Dataset rows:
┏━━

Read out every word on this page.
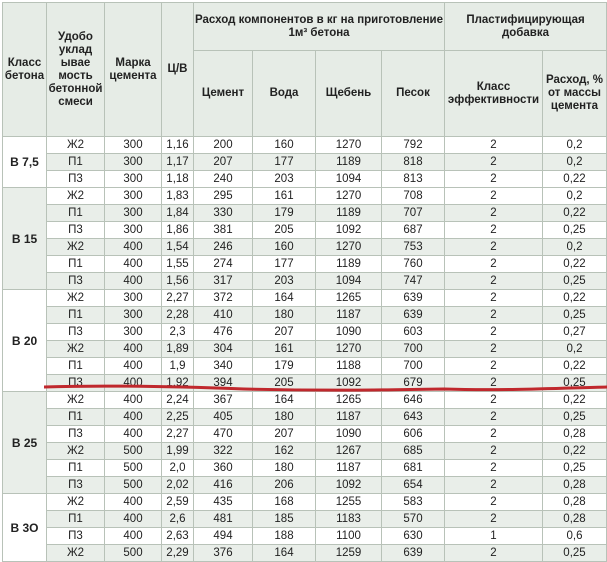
Класс бетона	Удобо уклад ывае мость бетонной смеси	Марка цемента	Ц/В	Расход компонентов в кг на приготовление 1м³ бетона				Пластифицирующая добавка	
				Цемент	Вода	Щебень	Песок	Класс эффективности	Расход, % от массы цемента
В 7,5	Ж2	300	1,16	200	160	1270	792	2	0,2
	П1	300	1,17	207	177	1189	818	2	0,2
	П3	300	1,18	240	203	1094	813	2	0,22
В 15	Ж2	300	1,83	295	161	1270	708	2	0,2
	П1	300	1,84	330	179	1189	707	2	0,22
	П3	300	1,86	381	205	1092	687	2	0,25
	Ж2	400	1,54	246	160	1270	753	2	0,2
	П1	400	1,55	274	177	1189	760	2	0,22
	П3	400	1,56	317	203	1094	747	2	0,25
В 20	Ж2	300	2,27	372	164	1265	639	2	0,22
	П1	300	2,28	410	180	1187	639	2	0,25
	П3	300	2,3	476	207	1090	603	2	0,27
	Ж2	400	1,89	304	161	1270	700	2	0,2
	П1	400	1,9	340	179	1188	700	2	0,22
	П3	400	1,92	394	205	1092	679	2	0,25
В 25	Ж2	400	2,24	367	164	1265	646	2	0,22
	П1	400	2,25	405	180	1187	643	2	0,25
	П3	400	2,27	470	207	1090	606	2	0,28
	Ж2	500	1,99	322	162	1267	685	2	0,22
	П1	500	2,0	360	180	1187	681	2	0,25
	П3	500	2,02	416	206	1092	654	2	0,28
В 3О	Ж2	400	2,59	435	168	1255	583	2	0,28
	П1	400	2,6	481	185	1183	570	2	0,28
	П3	400	2,63	494	188	1100	630	1	0,6
	Ж2	500	2,29	376	164	1259	639	2	0,25
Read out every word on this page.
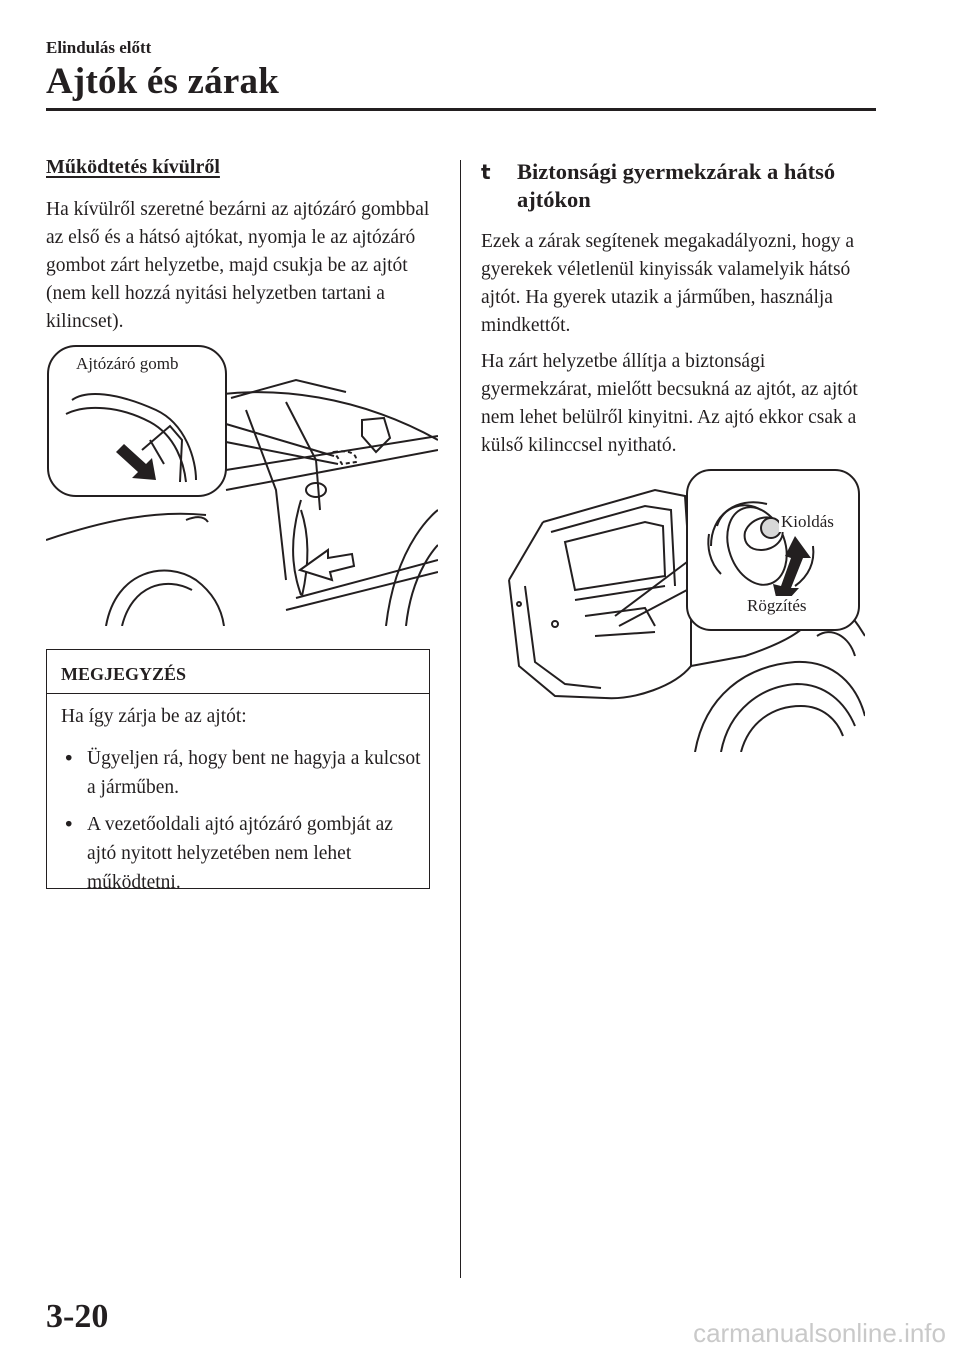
Elindulás előtt
Ajtók és zárak
Működtetés kívülről

Ha kívülről szeretné bezárni az ajtózáró gombbal az első és a hátsó ajtókat, nyomja le az ajtózáró gombot zárt helyzetbe, majd csukja be az ajtót (nem kell hozzá nyitási helyzetben tartani a kilincset).

Ajtózáró gomb
MEGJEGYZÉS
Ha így zárja be az ajtót:
• Ügyeljen rá, hogy bent ne hagyja a kulcsot a járműben.
• A vezetőoldali ajtó ajtózáró gombját az ajtó nyitott helyzetében nem lehet működtetni.
t Biztonsági gyermekzárak a hátsó ajtókon

Ezek a zárak segítenek megakadályozni, hogy a gyerekek véletlenül kinyissák valamelyik hátsó ajtót. Ha gyerek utazik a járműben, használja mindkettőt.

Ha zárt helyzetbe állítja a biztonsági gyermekzárat, mielőtt becsukná az ajtót, az ajtót nem lehet belülről kinyitni. Az ajtó ekkor csak a külső kilinccsel nyitható.

Kioldás
Rögzítés
3-20	carmanualsonline.info
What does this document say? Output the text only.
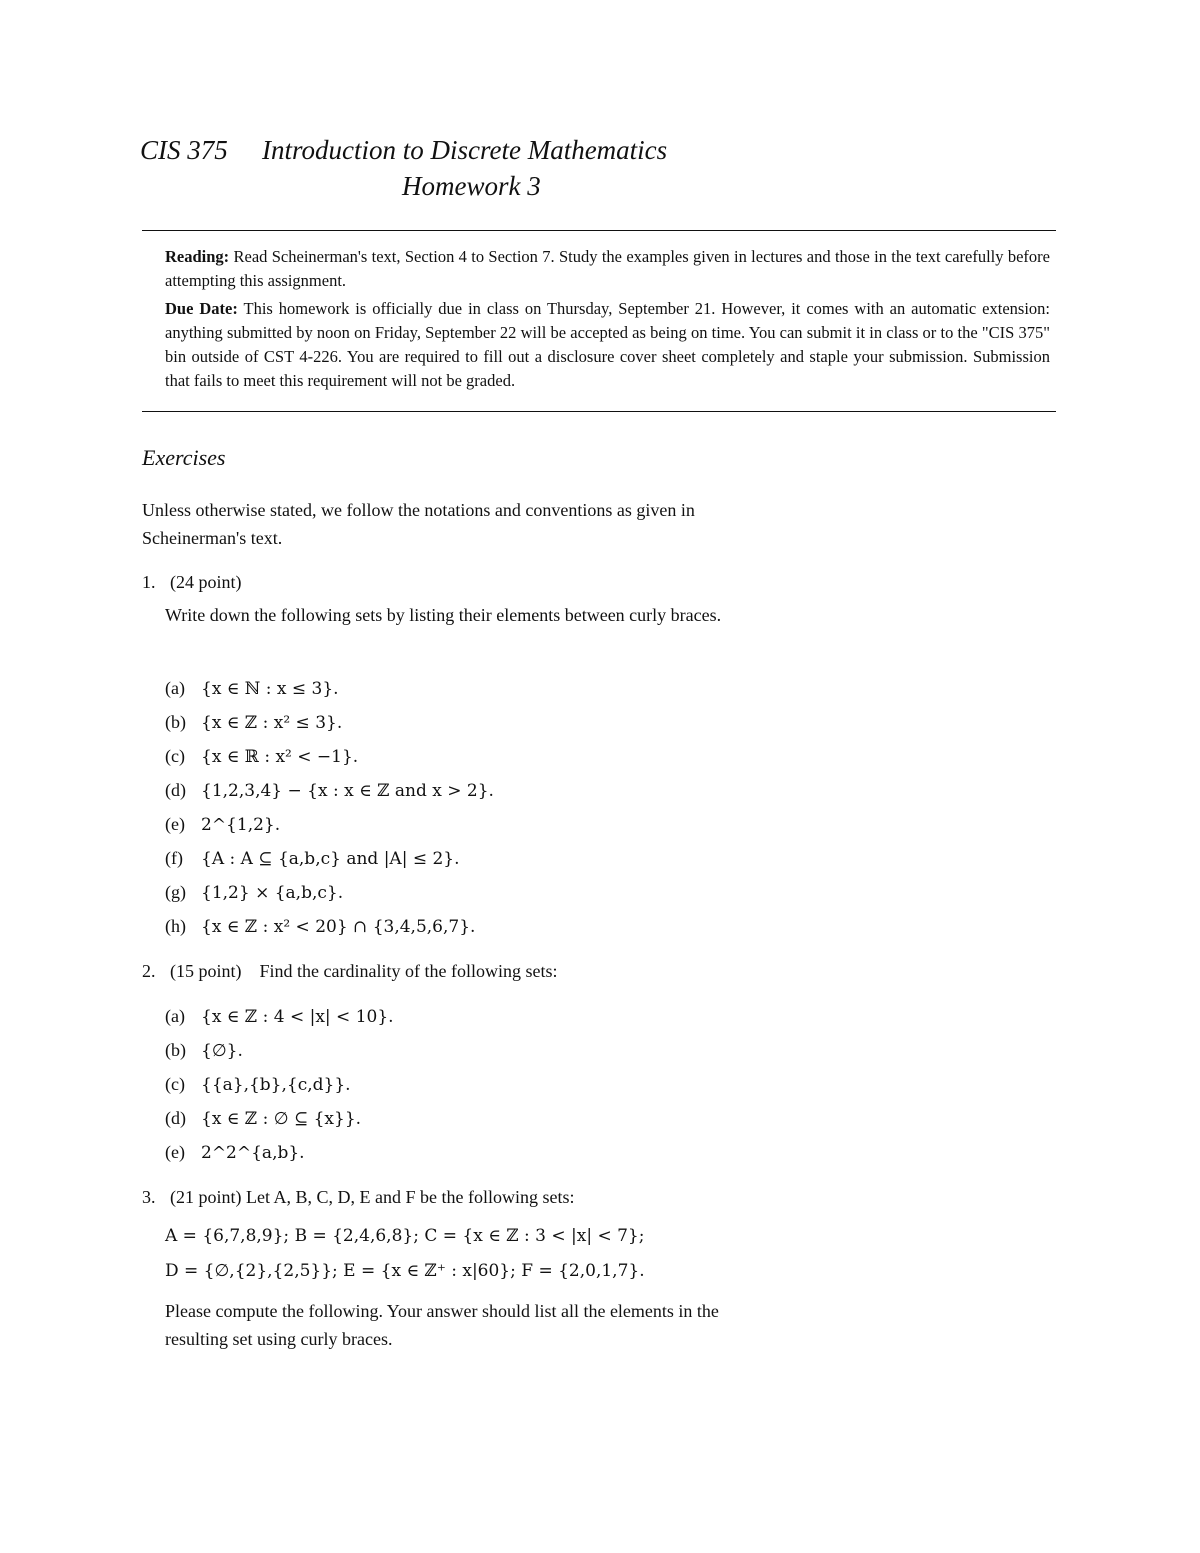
CIS 375 Introduction to Discrete Mathematics
Homework 3

Reading: Read Scheinerman's text, Section 4 to Section 7. Study the examples given in lectures and those in the text carefully before attempting this assignment.

Due Date: This homework is officially due in class on Thursday, September 21. However, it comes with an automatic extension: anything submitted by noon on Friday, September 22 will be accepted as being on time. You can submit it in class or to the "CIS 375" bin outside of CST 4-226. You are required to fill out a disclosure cover sheet completely and staple your submission. Submission that fails to meet this requirement will not be graded.

Exercises
Unless otherwise stated, we follow the notations and conventions as given in Scheinerman's text.
1. (24 point)
Write down the following sets by listing their elements between curly braces.
(a) {x ∈ ℕ : x ≤ 3}.
(b) {x ∈ ℤ : x² ≤ 3}.
(c) {x ∈ ℝ : x² < −1}.
(d) {1,2,3,4} − {x : x ∈ ℤ and x > 2}.
(e) 2^{1,2}.
(f) {A : A ⊆ {a,b,c} and |A| ≤ 2}.
(g) {1,2} × {a,b,c}.
(h) {x ∈ ℤ : x² < 20} ∩ {3,4,5,6,7}.
2. (15 point) Find the cardinality of the following sets:
(a) {x ∈ ℤ : 4 < |x| < 10}.
(b) {∅}.
(c) {{a},{b},{c,d}}.
(d) {x ∈ ℤ : ∅ ⊆ {x}}.
(e) 2^2^{a,b}.
3. (21 point) Let A, B, C, D, E and F be the following sets:
A = {6,7,8,9}; B = {2,4,6,8}; C = {x ∈ ℤ : 3 < |x| < 7};
D = {∅,{2},{2,5}}; E = {x ∈ ℤ⁺ : x|60}; F = {2,0,1,7}.
Please compute the following. Your answer should list all the elements in the resulting set using curly braces.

┗━━

(Given instruction)
Find every line in the listing that holds the string "curly", then say how many there are as a bare number.

(The completed task)
2